### Aim of the exercise
Copy each line of the records that contains the word "Longitude".

### Task inputs
+ + + +

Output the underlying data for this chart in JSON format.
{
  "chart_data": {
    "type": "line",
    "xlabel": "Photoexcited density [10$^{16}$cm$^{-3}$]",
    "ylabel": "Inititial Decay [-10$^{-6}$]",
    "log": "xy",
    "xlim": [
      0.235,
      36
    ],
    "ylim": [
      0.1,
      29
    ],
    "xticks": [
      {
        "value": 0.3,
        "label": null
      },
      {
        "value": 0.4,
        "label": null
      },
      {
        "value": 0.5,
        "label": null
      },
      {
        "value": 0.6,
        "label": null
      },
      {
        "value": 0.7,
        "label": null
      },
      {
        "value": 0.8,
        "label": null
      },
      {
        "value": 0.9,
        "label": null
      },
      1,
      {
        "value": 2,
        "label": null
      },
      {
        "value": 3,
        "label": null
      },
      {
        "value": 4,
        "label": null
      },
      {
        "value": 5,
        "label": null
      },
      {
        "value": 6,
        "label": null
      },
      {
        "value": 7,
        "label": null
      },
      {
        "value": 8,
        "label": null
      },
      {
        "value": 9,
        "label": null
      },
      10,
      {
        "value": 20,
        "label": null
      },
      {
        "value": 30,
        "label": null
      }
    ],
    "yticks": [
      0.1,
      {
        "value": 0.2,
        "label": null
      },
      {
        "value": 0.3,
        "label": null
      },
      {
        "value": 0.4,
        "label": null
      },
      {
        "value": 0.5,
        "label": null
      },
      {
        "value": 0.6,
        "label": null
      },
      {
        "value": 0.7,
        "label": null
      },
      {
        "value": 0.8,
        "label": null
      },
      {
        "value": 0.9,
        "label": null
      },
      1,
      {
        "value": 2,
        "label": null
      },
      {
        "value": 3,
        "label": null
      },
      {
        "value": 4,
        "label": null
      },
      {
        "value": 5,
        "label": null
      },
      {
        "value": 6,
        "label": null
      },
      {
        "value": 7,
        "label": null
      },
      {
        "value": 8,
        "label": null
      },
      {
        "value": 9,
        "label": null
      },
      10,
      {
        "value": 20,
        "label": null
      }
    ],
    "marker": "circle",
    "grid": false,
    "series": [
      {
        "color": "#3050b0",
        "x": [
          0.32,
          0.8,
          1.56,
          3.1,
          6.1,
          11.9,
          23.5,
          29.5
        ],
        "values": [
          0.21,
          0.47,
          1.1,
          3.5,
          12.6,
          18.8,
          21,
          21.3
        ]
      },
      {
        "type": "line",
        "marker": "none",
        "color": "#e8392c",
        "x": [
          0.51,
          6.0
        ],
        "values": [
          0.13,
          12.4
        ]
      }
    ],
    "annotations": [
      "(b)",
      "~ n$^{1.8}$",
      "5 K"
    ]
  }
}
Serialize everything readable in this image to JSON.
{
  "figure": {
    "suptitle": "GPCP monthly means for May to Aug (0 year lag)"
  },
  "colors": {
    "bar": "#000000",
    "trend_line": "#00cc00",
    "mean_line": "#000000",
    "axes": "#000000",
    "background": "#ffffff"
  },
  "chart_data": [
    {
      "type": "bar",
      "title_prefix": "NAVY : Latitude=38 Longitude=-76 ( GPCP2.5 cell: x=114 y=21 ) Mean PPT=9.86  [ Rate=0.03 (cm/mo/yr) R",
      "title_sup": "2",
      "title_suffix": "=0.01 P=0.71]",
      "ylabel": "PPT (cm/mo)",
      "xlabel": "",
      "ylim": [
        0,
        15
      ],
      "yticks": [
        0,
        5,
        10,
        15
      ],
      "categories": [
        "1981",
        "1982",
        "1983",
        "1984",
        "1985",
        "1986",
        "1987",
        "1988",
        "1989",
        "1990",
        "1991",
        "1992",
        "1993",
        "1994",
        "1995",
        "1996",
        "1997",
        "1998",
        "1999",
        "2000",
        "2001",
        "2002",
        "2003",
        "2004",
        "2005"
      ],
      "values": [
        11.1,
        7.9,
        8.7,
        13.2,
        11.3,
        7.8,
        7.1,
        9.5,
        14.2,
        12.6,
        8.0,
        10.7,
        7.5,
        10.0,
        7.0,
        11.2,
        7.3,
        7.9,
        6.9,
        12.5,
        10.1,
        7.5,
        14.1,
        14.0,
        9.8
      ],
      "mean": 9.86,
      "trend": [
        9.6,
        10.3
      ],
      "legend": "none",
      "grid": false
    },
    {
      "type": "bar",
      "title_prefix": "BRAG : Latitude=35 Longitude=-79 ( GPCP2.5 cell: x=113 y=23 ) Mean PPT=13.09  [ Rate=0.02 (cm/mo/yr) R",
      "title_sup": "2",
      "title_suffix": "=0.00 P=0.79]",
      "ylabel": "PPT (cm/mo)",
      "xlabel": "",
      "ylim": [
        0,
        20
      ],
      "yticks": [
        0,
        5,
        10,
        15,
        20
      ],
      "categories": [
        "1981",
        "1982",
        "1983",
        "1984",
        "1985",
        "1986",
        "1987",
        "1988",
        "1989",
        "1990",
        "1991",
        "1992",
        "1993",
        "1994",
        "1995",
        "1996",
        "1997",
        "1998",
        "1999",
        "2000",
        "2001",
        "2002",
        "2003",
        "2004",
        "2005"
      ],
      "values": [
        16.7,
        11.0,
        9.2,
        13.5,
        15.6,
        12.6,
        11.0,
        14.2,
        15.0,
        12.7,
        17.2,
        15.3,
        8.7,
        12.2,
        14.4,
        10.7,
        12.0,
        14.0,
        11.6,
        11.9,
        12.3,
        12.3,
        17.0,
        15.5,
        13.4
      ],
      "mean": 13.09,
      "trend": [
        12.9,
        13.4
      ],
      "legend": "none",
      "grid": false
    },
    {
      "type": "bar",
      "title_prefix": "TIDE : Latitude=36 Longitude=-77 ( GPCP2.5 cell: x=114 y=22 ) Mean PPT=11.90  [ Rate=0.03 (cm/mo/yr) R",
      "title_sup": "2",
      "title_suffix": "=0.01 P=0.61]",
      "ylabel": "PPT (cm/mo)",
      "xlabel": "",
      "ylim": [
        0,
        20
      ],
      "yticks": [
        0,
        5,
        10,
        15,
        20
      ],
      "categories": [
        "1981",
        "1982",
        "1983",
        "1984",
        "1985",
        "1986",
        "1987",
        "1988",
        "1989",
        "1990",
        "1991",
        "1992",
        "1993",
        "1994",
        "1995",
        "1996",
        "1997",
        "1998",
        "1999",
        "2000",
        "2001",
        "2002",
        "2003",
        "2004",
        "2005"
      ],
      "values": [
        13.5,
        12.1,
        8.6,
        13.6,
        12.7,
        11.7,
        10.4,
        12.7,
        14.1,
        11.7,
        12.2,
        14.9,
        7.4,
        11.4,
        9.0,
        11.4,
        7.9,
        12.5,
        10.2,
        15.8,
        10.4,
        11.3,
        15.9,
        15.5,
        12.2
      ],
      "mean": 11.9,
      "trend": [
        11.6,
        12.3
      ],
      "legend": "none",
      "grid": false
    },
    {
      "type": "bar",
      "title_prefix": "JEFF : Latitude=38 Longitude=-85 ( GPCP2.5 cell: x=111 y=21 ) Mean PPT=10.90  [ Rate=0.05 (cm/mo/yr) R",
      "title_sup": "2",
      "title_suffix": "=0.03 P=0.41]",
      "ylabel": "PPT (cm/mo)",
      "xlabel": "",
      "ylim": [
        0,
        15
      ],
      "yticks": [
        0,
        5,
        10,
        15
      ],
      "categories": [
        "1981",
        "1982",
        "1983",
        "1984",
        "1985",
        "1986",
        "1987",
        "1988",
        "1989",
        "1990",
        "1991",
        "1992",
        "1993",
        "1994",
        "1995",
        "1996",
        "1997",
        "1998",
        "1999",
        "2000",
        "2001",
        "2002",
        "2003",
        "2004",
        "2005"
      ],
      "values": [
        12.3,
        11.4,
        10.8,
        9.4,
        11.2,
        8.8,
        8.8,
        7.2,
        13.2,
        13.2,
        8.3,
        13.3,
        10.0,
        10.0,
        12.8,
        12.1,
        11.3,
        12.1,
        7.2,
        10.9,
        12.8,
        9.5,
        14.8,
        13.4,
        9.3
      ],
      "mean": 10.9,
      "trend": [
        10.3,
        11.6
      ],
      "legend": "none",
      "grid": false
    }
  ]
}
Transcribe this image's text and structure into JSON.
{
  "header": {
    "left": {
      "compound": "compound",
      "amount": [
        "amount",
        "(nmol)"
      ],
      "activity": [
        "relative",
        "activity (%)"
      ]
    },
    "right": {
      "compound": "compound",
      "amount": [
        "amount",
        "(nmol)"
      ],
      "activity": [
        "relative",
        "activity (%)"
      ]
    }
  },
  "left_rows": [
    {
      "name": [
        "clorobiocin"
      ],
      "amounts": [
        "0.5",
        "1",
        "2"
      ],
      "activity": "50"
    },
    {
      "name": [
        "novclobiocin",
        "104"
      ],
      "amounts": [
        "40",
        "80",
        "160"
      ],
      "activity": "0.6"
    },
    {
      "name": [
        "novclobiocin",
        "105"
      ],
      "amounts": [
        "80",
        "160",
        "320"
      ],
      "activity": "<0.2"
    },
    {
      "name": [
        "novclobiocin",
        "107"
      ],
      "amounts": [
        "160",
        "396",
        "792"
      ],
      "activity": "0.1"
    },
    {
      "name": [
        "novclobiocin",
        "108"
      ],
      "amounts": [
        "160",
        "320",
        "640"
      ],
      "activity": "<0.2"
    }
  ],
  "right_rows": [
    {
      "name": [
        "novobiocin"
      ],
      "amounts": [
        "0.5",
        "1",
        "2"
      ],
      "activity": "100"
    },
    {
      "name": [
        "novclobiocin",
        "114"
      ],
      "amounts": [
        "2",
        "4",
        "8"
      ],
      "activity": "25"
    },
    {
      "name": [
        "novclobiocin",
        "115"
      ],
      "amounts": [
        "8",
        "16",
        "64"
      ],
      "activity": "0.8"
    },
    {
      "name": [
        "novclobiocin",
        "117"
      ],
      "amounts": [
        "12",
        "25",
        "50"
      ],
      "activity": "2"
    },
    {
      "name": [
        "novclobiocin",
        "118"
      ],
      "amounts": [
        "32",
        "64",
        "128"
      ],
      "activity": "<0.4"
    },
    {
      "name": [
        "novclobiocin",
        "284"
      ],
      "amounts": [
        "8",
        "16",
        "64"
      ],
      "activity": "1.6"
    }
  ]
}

+ + + +

### Result for this task
      "title_prefix": "NAVY : Latitude=38 Longitude=-76 ( GPCP2.5 cell: x=114 y=21 ) Mean PPT=9.86  [ Rate=0.03 (cm/mo/yr) R",
      "title_prefix": "BRAG : Latitude=35 Longitude=-79 ( GPCP2.5 cell: x=113 y=23 ) Mean PPT=13.09  [ Rate=0.02 (cm/mo/yr) R",
      "title_prefix": "TIDE : Latitude=36 Longitude=-77 ( GPCP2.5 cell: x=114 y=22 ) Mean PPT=11.90  [ Rate=0.03 (cm/mo/yr) R",
      "title_prefix": "JEFF : Latitude=38 Longitude=-85 ( GPCP2.5 cell: x=111 y=21 ) Mean PPT=10.90  [ Rate=0.05 (cm/mo/yr) R",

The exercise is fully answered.